● GIVEN PROBLEM
Provide the number of lines containing the word "value", and nothing else.

Figure data in JSON
[Begin]

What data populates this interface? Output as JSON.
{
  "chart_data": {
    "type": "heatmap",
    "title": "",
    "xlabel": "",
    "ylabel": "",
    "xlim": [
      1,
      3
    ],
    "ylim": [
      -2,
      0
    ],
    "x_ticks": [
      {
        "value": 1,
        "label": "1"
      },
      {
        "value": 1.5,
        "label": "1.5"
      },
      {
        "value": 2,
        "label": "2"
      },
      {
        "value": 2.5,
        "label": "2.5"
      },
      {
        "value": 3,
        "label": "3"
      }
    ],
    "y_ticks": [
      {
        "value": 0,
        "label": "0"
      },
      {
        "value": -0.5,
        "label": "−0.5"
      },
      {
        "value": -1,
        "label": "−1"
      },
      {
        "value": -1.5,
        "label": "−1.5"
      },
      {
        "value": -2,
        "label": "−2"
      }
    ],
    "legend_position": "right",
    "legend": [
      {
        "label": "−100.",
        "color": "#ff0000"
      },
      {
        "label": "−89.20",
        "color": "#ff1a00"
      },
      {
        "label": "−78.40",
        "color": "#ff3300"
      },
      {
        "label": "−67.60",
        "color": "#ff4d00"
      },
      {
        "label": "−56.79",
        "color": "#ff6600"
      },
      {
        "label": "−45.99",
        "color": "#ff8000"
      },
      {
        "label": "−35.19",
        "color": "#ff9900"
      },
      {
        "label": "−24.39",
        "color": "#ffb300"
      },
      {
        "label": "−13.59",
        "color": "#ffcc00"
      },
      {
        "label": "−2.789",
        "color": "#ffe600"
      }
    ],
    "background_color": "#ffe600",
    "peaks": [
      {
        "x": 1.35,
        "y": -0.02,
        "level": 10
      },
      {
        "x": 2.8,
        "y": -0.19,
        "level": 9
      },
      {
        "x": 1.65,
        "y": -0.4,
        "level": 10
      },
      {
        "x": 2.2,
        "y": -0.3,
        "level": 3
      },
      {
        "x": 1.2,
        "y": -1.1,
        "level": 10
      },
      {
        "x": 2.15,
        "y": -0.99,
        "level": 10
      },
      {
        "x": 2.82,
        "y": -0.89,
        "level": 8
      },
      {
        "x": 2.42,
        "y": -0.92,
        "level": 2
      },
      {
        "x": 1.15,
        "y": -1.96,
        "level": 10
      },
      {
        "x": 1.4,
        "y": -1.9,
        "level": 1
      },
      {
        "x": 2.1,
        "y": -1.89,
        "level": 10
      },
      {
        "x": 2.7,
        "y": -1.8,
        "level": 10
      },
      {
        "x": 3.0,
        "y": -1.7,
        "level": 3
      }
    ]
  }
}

[End]

● FINAL ANSWER
10